Dataset rows about figures
..........

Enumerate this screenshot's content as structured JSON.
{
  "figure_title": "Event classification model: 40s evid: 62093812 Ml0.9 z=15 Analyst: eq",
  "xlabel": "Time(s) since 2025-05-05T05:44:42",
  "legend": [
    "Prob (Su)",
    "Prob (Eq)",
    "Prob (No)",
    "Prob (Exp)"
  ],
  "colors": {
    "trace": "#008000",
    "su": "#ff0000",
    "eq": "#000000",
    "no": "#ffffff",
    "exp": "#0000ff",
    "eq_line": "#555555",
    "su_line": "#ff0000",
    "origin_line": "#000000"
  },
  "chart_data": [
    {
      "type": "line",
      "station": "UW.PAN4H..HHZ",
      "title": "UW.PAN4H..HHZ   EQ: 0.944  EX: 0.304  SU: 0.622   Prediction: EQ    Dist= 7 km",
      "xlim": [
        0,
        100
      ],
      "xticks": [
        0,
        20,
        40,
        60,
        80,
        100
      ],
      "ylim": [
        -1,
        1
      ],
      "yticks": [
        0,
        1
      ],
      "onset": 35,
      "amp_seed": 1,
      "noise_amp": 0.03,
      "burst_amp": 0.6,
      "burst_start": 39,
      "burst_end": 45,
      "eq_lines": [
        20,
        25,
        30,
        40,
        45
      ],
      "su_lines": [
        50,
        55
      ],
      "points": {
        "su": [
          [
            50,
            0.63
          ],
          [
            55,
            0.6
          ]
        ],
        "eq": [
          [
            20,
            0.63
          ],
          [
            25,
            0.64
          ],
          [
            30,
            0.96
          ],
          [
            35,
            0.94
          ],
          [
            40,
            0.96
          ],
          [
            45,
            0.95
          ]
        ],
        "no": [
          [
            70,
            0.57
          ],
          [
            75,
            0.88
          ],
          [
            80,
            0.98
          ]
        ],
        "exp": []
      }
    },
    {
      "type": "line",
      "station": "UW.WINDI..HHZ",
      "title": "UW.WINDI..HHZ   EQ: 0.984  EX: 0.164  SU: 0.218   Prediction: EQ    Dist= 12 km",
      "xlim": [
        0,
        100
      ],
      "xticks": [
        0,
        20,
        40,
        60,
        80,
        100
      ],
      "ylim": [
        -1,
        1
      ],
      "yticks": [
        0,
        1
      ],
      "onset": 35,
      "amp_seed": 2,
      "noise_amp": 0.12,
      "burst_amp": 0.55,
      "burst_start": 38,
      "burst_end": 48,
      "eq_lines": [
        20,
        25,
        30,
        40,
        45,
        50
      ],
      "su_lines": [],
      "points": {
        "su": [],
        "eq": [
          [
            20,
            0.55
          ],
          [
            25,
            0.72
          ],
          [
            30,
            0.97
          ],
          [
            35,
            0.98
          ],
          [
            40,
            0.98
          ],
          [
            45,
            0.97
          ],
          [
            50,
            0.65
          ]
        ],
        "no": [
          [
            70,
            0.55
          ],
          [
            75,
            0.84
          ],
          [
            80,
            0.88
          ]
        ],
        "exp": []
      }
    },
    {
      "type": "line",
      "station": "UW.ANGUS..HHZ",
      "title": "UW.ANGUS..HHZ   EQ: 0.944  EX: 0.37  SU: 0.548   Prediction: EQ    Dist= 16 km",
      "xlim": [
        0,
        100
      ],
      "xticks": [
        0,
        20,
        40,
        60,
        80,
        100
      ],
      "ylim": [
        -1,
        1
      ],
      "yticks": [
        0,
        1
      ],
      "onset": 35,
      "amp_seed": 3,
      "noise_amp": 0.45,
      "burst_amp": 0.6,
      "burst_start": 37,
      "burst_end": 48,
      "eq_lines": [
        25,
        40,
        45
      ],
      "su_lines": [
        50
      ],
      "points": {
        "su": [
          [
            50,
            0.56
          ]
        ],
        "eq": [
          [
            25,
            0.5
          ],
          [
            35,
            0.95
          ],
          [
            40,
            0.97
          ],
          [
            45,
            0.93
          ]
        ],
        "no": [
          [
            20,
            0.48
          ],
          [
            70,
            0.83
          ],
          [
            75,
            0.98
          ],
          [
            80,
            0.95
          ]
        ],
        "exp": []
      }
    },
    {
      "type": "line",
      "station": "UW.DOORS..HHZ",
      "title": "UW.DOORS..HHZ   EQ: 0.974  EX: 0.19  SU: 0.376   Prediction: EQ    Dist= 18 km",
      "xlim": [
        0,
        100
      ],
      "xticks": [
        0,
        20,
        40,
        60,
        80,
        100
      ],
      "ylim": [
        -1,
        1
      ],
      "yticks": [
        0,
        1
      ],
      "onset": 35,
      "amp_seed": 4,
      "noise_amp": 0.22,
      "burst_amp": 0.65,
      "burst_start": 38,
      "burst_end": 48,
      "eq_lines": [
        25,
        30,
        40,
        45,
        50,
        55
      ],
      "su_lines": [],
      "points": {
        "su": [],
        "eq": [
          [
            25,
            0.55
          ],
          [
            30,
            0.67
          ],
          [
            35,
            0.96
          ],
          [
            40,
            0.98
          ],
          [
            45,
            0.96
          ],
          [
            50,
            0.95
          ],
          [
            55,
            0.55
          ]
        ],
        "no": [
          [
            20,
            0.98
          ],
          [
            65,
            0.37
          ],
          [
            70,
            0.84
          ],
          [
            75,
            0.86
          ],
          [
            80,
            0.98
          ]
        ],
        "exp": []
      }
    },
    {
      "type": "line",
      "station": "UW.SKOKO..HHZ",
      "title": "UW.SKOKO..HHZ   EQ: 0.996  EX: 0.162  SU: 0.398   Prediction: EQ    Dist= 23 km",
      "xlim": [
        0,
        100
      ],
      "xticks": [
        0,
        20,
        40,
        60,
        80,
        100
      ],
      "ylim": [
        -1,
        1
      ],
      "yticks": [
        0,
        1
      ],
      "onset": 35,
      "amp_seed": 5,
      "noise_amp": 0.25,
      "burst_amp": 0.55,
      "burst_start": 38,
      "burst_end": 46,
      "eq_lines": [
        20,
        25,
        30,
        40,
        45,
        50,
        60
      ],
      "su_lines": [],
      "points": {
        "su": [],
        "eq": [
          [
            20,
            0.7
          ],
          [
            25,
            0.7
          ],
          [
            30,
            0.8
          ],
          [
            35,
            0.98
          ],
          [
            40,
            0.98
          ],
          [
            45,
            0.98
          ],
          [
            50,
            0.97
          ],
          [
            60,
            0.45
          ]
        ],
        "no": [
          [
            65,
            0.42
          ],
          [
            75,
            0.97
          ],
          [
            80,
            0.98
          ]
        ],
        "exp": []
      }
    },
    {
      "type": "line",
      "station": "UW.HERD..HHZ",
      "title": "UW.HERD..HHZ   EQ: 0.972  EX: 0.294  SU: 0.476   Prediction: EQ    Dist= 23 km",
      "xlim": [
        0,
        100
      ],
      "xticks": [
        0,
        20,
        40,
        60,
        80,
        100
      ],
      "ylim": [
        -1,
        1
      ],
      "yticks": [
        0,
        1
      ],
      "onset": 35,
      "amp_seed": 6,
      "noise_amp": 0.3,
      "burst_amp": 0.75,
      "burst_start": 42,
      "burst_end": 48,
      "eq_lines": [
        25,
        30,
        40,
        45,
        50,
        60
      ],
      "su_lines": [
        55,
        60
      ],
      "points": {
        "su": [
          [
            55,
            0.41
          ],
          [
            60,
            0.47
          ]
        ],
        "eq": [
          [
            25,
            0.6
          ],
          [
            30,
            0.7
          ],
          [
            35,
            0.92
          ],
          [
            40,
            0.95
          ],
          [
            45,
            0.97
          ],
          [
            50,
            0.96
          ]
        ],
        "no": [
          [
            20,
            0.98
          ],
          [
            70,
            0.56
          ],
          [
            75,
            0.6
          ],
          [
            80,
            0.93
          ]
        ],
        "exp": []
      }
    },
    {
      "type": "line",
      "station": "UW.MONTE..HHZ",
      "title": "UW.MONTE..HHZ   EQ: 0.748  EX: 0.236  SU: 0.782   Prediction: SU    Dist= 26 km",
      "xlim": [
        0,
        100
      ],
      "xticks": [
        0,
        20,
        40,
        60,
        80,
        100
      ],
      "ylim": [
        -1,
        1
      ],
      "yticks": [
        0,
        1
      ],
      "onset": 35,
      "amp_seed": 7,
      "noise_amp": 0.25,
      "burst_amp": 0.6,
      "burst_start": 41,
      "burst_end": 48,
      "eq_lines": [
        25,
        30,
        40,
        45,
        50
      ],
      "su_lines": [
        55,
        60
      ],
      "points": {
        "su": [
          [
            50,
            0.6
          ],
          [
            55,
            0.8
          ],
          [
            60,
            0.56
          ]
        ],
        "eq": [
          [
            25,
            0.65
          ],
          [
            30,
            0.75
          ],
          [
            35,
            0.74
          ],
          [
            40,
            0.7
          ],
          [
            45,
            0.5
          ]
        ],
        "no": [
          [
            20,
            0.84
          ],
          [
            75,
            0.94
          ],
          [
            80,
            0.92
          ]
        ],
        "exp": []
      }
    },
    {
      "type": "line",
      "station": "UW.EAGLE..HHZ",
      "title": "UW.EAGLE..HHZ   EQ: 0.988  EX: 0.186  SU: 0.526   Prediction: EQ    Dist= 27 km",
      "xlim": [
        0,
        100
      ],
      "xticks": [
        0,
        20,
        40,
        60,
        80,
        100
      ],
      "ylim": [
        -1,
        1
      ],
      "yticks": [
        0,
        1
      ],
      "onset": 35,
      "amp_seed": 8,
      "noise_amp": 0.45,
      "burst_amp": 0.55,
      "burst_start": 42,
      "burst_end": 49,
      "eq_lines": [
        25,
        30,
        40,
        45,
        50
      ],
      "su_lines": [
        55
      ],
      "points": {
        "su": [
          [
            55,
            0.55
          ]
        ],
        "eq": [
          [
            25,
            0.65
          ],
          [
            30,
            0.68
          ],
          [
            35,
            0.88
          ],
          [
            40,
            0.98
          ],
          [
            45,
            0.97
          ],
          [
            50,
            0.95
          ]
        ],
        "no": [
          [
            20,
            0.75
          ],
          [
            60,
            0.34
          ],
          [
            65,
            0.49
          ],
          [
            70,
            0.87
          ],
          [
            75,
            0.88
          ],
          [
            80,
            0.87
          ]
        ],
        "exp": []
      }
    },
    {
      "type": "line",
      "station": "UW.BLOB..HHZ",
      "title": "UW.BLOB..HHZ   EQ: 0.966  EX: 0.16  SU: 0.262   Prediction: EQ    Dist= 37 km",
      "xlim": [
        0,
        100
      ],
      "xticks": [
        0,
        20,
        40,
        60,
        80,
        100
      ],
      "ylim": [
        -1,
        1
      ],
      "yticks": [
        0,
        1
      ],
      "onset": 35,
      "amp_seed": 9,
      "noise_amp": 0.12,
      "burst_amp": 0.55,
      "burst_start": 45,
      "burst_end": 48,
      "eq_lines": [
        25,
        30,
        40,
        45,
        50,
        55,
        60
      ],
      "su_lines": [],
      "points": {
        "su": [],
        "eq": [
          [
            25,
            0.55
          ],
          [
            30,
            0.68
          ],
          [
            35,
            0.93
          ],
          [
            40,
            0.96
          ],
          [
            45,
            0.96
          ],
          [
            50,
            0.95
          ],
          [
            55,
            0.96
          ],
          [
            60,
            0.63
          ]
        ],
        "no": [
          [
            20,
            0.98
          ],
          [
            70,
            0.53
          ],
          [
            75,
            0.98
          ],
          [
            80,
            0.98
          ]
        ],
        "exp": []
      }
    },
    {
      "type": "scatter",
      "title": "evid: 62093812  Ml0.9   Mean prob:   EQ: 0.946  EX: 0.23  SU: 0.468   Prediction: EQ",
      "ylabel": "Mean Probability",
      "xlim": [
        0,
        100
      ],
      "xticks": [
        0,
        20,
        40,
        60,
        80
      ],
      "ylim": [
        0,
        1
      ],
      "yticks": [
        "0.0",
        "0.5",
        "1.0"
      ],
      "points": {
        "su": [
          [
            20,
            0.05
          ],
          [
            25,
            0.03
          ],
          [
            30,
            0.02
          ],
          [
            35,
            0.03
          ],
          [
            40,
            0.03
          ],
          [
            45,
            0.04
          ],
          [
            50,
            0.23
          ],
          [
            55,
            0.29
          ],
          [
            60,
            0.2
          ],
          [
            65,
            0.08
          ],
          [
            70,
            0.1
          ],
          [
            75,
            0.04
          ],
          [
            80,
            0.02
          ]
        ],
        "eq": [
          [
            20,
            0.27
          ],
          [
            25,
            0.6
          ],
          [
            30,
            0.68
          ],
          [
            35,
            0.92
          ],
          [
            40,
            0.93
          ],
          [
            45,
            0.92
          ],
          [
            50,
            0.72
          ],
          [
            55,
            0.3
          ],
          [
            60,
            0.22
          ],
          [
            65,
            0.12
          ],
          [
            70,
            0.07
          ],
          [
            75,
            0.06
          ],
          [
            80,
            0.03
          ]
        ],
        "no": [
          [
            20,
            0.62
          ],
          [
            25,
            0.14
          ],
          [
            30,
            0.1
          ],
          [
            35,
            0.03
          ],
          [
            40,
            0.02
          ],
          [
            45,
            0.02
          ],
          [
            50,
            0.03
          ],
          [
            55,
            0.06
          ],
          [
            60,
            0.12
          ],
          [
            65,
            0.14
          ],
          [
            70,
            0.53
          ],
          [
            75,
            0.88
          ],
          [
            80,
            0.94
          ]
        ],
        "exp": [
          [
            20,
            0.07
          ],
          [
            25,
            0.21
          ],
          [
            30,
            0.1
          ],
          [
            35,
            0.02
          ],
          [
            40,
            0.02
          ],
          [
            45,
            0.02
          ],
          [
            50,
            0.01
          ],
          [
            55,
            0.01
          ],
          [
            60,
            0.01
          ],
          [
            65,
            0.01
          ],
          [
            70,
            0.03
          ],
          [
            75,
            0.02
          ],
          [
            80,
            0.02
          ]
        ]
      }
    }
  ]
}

..........

● **Description of the task**:
Scan the lines above for "ANGUS", then copy every one that has it.

● **Written answer**:
      "station": "UW.ANGUS..HHZ",
      "title": "UW.ANGUS..HHZ   EQ: 0.944  EX: 0.37  SU: 0.548   Prediction: EQ    Dist= 16 km",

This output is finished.